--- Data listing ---
- - - - - - -

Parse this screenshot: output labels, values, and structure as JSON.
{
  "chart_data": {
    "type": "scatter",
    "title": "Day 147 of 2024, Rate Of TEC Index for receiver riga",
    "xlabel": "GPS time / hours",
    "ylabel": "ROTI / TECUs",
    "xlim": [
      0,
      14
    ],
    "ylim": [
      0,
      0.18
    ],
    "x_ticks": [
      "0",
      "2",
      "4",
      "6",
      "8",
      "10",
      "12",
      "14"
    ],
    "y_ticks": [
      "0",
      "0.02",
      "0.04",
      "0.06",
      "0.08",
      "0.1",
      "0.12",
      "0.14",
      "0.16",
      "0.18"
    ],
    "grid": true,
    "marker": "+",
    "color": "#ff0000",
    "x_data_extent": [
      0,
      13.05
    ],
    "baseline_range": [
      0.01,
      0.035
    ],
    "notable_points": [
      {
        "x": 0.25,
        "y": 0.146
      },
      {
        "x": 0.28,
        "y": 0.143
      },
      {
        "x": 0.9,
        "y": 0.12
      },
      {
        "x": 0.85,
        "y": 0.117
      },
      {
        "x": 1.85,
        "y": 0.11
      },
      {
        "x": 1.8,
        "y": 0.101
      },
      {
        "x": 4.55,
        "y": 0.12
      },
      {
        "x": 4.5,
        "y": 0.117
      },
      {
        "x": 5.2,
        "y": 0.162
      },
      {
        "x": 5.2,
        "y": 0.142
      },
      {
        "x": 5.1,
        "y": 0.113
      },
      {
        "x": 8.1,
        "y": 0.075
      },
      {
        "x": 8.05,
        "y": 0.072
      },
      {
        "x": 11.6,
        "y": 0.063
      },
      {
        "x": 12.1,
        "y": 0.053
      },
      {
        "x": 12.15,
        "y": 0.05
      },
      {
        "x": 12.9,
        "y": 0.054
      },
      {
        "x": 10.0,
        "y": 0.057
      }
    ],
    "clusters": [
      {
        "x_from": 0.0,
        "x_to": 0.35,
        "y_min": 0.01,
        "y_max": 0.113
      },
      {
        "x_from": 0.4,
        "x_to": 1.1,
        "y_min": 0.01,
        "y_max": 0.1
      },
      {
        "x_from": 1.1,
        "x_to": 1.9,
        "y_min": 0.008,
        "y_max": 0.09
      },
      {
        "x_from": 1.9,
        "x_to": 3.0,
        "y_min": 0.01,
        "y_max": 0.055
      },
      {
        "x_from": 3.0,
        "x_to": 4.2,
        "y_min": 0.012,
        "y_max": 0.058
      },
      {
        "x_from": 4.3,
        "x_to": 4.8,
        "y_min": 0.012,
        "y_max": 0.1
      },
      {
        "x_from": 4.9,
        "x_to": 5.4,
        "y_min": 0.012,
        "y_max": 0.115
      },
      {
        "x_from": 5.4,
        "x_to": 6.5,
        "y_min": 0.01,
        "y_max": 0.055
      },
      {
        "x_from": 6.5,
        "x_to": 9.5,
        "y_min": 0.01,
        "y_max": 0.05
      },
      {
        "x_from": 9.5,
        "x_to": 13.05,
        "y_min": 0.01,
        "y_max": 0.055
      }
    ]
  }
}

- - - - - - -

--- TASK DETAILS ---
Every entry above should be retyped exactly as shown.

--- PROBLEM SOLUTION ---
Parse this screenshot: output labels, values, and structure as JSON.
{
  "chart_data": {
    "type": "scatter",
    "title": "Day 147 of 2024, Rate Of TEC Index for receiver riga",
    "xlabel": "GPS time / hours",
    "ylabel": "ROTI / TECUs",
    "xlim": [
      0,
      14
    ],
    "ylim": [
      0,
      0.18
    ],
    "x_ticks": [
      "0",
      "2",
      "4",
      "6",
      "8",
      "10",
      "12",
      "14"
    ],
    "y_ticks": [
      "0",
      "0.02",
      "0.04",
      "0.06",
      "0.08",
      "0.1",
      "0.12",
      "0.14",
      "0.16",
      "0.18"
    ],
    "grid": true,
    "marker": "+",
    "color": "#ff0000",
    "x_data_extent": [
      0,
      13.05
    ],
    "baseline_range": [
      0.01,
      0.035
    ],
    "notable_points": [
      {
        "x": 0.25,
        "y": 0.146
      },
      {
        "x": 0.28,
        "y": 0.143
      },
      {
        "x": 0.9,
        "y": 0.12
      },
      {
        "x": 0.85,
        "y": 0.117
      },
      {
        "x": 1.85,
        "y": 0.11
      },
      {
        "x": 1.8,
        "y": 0.101
      },
      {
        "x": 4.55,
        "y": 0.12
      },
      {
        "x": 4.5,
        "y": 0.117
      },
      {
        "x": 5.2,
        "y": 0.162
      },
      {
        "x": 5.2,
        "y": 0.142
      },
      {
        "x": 5.1,
        "y": 0.113
      },
      {
        "x": 8.1,
        "y": 0.075
      },
      {
        "x": 8.05,
        "y": 0.072
      },
      {
        "x": 11.6,
        "y": 0.063
      },
      {
        "x": 12.1,
        "y": 0.053
      },
      {
        "x": 12.15,
        "y": 0.05
      },
      {
        "x": 12.9,
        "y": 0.054
      },
      {
        "x": 10.0,
        "y": 0.057
      }
    ],
    "clusters": [
      {
        "x_from": 0.0,
        "x_to": 0.35,
        "y_min": 0.01,
        "y_max": 0.113
      },
      {
        "x_from": 0.4,
        "x_to": 1.1,
        "y_min": 0.01,
        "y_max": 0.1
      },
      {
        "x_from": 1.1,
        "x_to": 1.9,
        "y_min": 0.008,
        "y_max": 0.09
      },
      {
        "x_from": 1.9,
        "x_to": 3.0,
        "y_min": 0.01,
        "y_max": 0.055
      },
      {
        "x_from": 3.0,
        "x_to": 4.2,
        "y_min": 0.012,
        "y_max": 0.058
      },
      {
        "x_from": 4.3,
        "x_to": 4.8,
        "y_min": 0.012,
        "y_max": 0.1
      },
      {
        "x_from": 4.9,
        "x_to": 5.4,
        "y_min": 0.012,
        "y_max": 0.115
      },
      {
        "x_from": 5.4,
        "x_to": 6.5,
        "y_min": 0.01,
        "y_max": 0.055
      },
      {
        "x_from": 6.5,
        "x_to": 9.5,
        "y_min": 0.01,
        "y_max": 0.05
      },
      {
        "x_from": 9.5,
        "x_to": 13.05,
        "y_min": 0.01,
        "y_max": 0.055
      }
    ]
  }
}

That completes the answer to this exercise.